Problem description |
Copy out all lines in the data below containing the string "ολοένα".

Data excerpts |

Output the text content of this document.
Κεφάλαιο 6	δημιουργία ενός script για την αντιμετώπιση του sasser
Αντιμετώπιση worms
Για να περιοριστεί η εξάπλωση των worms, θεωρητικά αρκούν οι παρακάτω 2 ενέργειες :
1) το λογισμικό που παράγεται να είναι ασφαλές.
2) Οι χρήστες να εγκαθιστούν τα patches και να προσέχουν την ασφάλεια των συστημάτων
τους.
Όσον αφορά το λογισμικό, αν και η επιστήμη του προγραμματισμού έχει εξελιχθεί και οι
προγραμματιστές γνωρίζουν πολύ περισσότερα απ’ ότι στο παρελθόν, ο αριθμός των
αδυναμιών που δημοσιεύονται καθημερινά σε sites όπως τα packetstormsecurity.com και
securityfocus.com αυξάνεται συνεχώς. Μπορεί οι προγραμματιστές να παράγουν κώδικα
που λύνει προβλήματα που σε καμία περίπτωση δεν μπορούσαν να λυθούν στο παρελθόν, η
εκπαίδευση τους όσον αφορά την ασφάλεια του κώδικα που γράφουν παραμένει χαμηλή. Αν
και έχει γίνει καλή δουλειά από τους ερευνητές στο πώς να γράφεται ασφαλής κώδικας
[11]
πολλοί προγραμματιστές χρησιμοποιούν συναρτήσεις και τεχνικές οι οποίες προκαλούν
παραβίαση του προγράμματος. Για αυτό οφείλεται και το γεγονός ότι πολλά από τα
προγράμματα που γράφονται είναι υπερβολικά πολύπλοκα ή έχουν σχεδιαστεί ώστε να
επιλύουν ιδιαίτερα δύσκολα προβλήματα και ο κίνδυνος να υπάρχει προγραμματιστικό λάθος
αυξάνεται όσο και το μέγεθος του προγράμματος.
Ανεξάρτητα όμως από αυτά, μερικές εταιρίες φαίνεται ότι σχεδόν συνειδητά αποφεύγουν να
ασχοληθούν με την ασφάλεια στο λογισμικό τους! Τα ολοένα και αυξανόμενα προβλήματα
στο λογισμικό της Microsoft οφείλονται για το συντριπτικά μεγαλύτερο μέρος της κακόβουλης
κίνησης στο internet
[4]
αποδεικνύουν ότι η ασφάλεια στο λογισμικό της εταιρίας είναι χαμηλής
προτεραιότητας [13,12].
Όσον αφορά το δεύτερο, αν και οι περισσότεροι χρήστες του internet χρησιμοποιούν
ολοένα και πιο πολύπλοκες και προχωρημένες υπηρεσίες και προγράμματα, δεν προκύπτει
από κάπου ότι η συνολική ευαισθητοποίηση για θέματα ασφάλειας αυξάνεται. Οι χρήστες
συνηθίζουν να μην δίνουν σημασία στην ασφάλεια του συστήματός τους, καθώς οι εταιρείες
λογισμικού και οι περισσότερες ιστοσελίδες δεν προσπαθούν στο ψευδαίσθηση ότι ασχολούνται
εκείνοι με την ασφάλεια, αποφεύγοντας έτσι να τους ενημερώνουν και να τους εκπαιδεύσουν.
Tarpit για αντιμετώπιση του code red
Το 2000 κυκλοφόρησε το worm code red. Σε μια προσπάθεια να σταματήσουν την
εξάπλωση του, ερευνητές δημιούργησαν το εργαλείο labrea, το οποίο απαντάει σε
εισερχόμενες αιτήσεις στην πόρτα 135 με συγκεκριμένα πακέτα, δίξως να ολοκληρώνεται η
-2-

Written answer |
ασχοληθούν με την ασφάλεια στο λογισμικό τους! Τα ολοένα και αυξανόμενα προβλήματα
ολοένα και πιο πολύπλοκες και προχωρημένες υπηρεσίες και προγράμματα, δεν προκύπτει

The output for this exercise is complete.